• _Rows_
■ ■ ■

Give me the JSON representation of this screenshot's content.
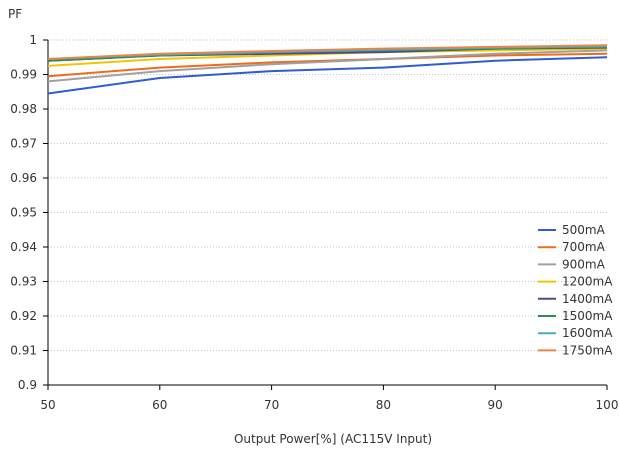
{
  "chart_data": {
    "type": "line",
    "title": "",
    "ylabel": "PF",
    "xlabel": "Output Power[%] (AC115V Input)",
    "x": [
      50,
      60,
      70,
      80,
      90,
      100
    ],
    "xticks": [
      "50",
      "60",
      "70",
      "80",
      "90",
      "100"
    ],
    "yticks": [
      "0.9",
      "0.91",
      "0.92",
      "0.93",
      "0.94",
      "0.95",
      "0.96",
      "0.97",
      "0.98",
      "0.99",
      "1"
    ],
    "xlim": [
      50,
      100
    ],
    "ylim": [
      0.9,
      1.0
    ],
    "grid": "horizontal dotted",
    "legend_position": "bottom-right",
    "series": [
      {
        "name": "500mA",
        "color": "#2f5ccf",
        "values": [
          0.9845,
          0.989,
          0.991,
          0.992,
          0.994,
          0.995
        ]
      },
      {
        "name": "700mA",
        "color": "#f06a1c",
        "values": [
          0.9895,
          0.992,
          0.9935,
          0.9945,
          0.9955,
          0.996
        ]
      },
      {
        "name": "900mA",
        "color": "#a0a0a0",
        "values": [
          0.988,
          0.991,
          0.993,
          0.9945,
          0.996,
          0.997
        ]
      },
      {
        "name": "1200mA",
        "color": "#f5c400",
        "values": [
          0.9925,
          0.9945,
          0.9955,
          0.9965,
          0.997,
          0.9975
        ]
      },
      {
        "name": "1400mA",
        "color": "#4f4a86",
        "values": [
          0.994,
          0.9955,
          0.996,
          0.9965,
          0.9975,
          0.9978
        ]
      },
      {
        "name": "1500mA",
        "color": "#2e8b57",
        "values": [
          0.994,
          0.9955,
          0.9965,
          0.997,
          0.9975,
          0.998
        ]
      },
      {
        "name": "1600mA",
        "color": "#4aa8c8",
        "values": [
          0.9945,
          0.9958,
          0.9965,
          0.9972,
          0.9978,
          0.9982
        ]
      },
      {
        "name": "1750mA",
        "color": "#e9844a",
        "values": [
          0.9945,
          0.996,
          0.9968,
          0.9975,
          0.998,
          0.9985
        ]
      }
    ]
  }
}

■ ■ ■

• _Given request_
From the entries, copy out each line containing the word "color".

• _Expected output_
        "color": "#2f5ccf",
        "color": "#f06a1c",
        "color": "#a0a0a0",
        "color": "#f5c400",
        "color": "#4f4a86",
        "color": "#2e8b57",
        "color": "#4aa8c8",
        "color": "#e9844a",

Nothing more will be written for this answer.